_OBJECTIVE_.
In the data below, find each line containing the string "true" and return it.

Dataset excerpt
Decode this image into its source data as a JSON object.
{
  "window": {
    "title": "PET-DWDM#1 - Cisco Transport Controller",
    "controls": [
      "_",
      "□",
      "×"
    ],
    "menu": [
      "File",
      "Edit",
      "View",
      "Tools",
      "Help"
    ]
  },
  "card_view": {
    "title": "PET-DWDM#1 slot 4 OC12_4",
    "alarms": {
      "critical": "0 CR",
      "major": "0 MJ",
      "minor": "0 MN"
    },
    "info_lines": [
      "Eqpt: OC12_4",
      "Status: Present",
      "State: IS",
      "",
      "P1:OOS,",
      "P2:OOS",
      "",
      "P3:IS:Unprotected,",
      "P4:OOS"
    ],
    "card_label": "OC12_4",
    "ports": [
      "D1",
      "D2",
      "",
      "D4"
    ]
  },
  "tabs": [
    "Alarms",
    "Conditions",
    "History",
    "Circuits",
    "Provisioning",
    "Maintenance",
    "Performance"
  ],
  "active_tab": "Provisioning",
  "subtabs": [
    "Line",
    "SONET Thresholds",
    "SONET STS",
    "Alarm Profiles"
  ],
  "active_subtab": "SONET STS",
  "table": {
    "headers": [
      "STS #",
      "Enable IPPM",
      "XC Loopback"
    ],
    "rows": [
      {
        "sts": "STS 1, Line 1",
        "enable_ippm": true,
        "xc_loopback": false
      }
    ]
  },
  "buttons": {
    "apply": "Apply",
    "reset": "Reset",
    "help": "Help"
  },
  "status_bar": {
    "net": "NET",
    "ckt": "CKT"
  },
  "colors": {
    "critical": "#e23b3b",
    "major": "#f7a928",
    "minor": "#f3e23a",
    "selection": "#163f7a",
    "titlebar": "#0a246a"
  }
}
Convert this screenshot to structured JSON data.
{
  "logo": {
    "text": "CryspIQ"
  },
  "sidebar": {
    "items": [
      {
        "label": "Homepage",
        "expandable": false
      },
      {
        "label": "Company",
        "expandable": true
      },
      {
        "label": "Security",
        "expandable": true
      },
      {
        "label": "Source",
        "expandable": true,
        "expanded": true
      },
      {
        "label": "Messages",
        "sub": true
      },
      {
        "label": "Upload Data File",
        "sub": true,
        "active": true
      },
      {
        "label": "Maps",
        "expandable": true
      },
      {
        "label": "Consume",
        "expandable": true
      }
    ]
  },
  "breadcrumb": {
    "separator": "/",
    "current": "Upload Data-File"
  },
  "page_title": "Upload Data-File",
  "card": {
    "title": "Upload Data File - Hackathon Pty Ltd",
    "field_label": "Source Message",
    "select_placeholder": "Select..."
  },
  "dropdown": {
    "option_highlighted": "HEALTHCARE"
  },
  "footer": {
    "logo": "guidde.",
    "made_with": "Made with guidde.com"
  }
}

_EXERCISE ANSWER_.
        "enable_ippm": true,
        "expandable": true
        "expandable": true
        "expandable": true,
        "expanded": true
        "sub": true
        "sub": true,
        "active": true
        "expandable": true
        "expandable": true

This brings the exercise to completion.